How many lines in the material below contain the string "clamp"? Reply with the number alone.

*** Data for the task

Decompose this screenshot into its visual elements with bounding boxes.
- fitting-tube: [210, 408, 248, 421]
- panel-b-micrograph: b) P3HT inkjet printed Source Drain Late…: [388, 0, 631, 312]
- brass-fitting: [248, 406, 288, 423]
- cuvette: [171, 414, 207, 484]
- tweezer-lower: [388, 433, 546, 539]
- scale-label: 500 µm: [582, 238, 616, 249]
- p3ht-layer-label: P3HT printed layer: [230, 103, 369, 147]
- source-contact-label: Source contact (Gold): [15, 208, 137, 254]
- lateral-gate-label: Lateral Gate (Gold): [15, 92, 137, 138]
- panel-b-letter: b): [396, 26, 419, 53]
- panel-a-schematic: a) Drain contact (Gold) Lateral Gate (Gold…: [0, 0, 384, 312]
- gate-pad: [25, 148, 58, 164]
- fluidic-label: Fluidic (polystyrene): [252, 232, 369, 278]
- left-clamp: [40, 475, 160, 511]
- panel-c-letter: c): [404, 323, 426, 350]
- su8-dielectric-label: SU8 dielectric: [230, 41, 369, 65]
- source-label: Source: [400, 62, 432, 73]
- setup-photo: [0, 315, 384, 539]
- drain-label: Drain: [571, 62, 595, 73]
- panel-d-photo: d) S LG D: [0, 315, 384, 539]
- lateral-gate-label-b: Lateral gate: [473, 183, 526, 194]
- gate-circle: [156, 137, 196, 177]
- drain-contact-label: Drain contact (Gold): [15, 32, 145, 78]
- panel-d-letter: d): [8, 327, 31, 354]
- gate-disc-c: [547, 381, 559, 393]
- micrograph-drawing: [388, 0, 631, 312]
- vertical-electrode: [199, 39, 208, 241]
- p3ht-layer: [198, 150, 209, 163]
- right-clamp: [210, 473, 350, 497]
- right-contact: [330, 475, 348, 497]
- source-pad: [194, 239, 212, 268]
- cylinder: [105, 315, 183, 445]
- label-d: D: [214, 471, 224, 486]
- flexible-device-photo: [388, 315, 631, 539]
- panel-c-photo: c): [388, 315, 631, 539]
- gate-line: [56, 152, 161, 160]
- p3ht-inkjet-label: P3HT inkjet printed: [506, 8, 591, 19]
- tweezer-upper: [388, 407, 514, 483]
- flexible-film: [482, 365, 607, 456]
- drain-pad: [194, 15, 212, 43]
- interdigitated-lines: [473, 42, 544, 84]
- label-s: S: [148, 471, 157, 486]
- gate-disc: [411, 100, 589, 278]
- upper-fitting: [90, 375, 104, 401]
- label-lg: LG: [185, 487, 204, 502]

******

## Answer for the task
2